■ PROBLEM STATEMENT ■
Each entry below is to be extracted exactly.

■ MATERIALS PROVIDED ■
____________

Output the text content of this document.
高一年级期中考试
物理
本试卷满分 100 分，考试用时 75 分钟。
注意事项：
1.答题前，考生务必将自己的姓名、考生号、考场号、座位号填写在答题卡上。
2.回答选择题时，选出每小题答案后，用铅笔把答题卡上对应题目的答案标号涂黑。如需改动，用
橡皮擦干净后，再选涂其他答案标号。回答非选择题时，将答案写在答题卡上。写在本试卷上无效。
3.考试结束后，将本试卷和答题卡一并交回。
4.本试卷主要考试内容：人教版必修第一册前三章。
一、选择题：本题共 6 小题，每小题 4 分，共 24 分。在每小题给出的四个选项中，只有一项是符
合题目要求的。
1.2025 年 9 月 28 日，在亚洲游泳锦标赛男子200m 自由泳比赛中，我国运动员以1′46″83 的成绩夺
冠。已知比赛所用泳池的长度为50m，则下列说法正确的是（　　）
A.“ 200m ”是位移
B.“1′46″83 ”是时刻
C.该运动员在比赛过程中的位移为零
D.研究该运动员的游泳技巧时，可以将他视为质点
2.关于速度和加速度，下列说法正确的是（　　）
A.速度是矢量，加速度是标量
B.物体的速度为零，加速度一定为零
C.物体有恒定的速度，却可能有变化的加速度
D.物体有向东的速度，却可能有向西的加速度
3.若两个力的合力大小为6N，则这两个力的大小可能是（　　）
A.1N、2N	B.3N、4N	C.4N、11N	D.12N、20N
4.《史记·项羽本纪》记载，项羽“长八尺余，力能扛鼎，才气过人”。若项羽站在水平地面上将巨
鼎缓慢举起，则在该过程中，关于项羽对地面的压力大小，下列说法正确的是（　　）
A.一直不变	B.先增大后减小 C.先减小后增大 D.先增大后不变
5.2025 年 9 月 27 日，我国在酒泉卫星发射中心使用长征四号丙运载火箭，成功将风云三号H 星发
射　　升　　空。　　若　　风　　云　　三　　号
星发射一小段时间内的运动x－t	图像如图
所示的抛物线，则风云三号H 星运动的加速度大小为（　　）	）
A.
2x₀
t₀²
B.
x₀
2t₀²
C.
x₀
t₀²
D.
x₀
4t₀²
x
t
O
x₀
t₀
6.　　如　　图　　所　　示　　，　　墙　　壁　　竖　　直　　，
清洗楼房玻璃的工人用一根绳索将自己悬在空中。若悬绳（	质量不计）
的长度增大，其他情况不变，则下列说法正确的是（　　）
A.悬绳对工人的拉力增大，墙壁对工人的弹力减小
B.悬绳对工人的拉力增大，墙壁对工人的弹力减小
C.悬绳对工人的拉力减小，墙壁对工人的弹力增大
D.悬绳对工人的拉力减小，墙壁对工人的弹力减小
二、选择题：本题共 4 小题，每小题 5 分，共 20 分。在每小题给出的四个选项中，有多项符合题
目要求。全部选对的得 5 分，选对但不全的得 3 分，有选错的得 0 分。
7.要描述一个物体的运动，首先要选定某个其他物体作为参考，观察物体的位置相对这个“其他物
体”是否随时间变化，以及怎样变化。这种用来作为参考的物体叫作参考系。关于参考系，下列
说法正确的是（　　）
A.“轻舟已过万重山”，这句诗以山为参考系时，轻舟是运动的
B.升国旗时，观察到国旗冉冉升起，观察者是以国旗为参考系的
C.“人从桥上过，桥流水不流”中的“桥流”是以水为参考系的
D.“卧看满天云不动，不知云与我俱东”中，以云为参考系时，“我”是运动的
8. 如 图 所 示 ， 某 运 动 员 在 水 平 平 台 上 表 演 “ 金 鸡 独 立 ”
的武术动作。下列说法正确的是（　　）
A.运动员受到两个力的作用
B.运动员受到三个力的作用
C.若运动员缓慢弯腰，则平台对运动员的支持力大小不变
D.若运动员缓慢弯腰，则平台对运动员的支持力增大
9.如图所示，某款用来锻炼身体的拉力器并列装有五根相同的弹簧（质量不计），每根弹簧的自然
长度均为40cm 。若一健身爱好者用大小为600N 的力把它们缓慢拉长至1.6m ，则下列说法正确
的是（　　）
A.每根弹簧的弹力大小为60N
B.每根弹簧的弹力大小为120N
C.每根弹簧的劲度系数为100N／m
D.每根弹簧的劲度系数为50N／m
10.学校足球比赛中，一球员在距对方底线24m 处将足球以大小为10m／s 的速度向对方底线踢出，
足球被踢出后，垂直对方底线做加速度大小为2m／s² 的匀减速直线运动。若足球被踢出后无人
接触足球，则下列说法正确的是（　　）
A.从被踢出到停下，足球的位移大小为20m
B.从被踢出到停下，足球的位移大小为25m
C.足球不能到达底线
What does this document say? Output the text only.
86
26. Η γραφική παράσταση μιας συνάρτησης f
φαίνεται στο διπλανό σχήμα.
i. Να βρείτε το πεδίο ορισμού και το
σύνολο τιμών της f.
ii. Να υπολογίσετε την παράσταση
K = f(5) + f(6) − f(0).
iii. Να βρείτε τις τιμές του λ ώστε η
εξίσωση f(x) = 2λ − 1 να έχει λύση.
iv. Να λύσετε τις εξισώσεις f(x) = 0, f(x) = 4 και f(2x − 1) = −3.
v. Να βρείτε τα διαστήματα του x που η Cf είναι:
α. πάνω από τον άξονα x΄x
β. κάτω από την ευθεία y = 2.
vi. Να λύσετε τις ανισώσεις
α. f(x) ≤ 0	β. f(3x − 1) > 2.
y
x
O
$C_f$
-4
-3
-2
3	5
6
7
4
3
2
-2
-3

____________

■ TASK RESULT ■
Output the text content of this document.
高一年级期中考试
物理
本试卷满分 100 分，考试用时 75 分钟。
注意事项：
1.答题前，考生务必将自己的姓名、考生号、考场号、座位号填写在答题卡上。
2.回答选择题时，选出每小题答案后，用铅笔把答题卡上对应题目的答案标号涂黑。如需改动，用
橡皮擦干净后，再选涂其他答案标号。回答非选择题时，将答案写在答题卡上。写在本试卷上无效。
3.考试结束后，将本试卷和答题卡一并交回。
4.本试卷主要考试内容：人教版必修第一册前三章。
一、选择题：本题共 6 小题，每小题 4 分，共 24 分。在每小题给出的四个选项中，只有一项是符
合题目要求的。
1.2025 年 9 月 28 日，在亚洲游泳锦标赛男子200m 自由泳比赛中，我国运动员以1′46″83 的成绩夺
冠。已知比赛所用泳池的长度为50m，则下列说法正确的是（　　）
A.“ 200m ”是位移
B.“1′46″83 ”是时刻
C.该运动员在比赛过程中的位移为零
D.研究该运动员的游泳技巧时，可以将他视为质点
2.关于速度和加速度，下列说法正确的是（　　）
A.速度是矢量，加速度是标量
B.物体的速度为零，加速度一定为零
C.物体有恒定的速度，却可能有变化的加速度
D.物体有向东的速度，却可能有向西的加速度
3.若两个力的合力大小为6N，则这两个力的大小可能是（　　）
A.1N、2N	B.3N、4N	C.4N、11N	D.12N、20N
4.《史记·项羽本纪》记载，项羽“长八尺余，力能扛鼎，才气过人”。若项羽站在水平地面上将巨
鼎缓慢举起，则在该过程中，关于项羽对地面的压力大小，下列说法正确的是（　　）
A.一直不变	B.先增大后减小 C.先减小后增大 D.先增大后不变
5.2025 年 9 月 27 日，我国在酒泉卫星发射中心使用长征四号丙运载火箭，成功将风云三号H 星发
射　　升　　空。　　若　　风　　云　　三　　号
星发射一小段时间内的运动x－t	图像如图
所示的抛物线，则风云三号H 星运动的加速度大小为（　　）	）
A.
2x₀
t₀²
B.
x₀
2t₀²
C.
x₀
t₀²
D.
x₀
4t₀²
x
t
O
x₀
t₀
6.　　如　　图　　所　　示　　，　　墙　　壁　　竖　　直　　，
清洗楼房玻璃的工人用一根绳索将自己悬在空中。若悬绳（	质量不计）
的长度增大，其他情况不变，则下列说法正确的是（　　）
A.悬绳对工人的拉力增大，墙壁对工人的弹力减小
B.悬绳对工人的拉力增大，墙壁对工人的弹力减小
C.悬绳对工人的拉力减小，墙壁对工人的弹力增大
D.悬绳对工人的拉力减小，墙壁对工人的弹力减小
二、选择题：本题共 4 小题，每小题 5 分，共 20 分。在每小题给出的四个选项中，有多项符合题
目要求。全部选对的得 5 分，选对但不全的得 3 分，有选错的得 0 分。
7.要描述一个物体的运动，首先要选定某个其他物体作为参考，观察物体的位置相对这个“其他物
体”是否随时间变化，以及怎样变化。这种用来作为参考的物体叫作参考系。关于参考系，下列
说法正确的是（　　）
A.“轻舟已过万重山”，这句诗以山为参考系时，轻舟是运动的
B.升国旗时，观察到国旗冉冉升起，观察者是以国旗为参考系的
C.“人从桥上过，桥流水不流”中的“桥流”是以水为参考系的
D.“卧看满天云不动，不知云与我俱东”中，以云为参考系时，“我”是运动的
8. 如 图 所 示 ， 某 运 动 员 在 水 平 平 台 上 表 演 “ 金 鸡 独 立 ”
的武术动作。下列说法正确的是（　　）
A.运动员受到两个力的作用
B.运动员受到三个力的作用
C.若运动员缓慢弯腰，则平台对运动员的支持力大小不变
D.若运动员缓慢弯腰，则平台对运动员的支持力增大
9.如图所示，某款用来锻炼身体的拉力器并列装有五根相同的弹簧（质量不计），每根弹簧的自然
长度均为40cm 。若一健身爱好者用大小为600N 的力把它们缓慢拉长至1.6m ，则下列说法正确
的是（　　）
A.每根弹簧的弹力大小为60N
B.每根弹簧的弹力大小为120N
C.每根弹簧的劲度系数为100N／m
D.每根弹簧的劲度系数为50N／m
10.学校足球比赛中，一球员在距对方底线24m 处将足球以大小为10m／s 的速度向对方底线踢出，
足球被踢出后，垂直对方底线做加速度大小为2m／s² 的匀减速直线运动。若足球被踢出后无人
接触足球，则下列说法正确的是（　　）
A.从被踢出到停下，足球的位移大小为20m
B.从被踢出到停下，足球的位移大小为25m
C.足球不能到达底线
What does this document say? Output the text only.
86
26. Η γραφική παράσταση μιας συνάρτησης f
φαίνεται στο διπλανό σχήμα.
i. Να βρείτε το πεδίο ορισμού και το
σύνολο τιμών της f.
ii. Να υπολογίσετε την παράσταση
K = f(5) + f(6) − f(0).
iii. Να βρείτε τις τιμές του λ ώστε η
εξίσωση f(x) = 2λ − 1 να έχει λύση.
iv. Να λύσετε τις εξισώσεις f(x) = 0, f(x) = 4 και f(2x − 1) = −3.
v. Να βρείτε τα διαστήματα του x που η Cf είναι:
α. πάνω από τον άξονα x΄x
β. κάτω από την ευθεία y = 2.
vi. Να λύσετε τις ανισώσεις
α. f(x) ≤ 0	β. f(3x − 1) > 2.
y
x
O
$C_f$
-4
-3
-2
3	5
6
7
4
3
2
-2
-3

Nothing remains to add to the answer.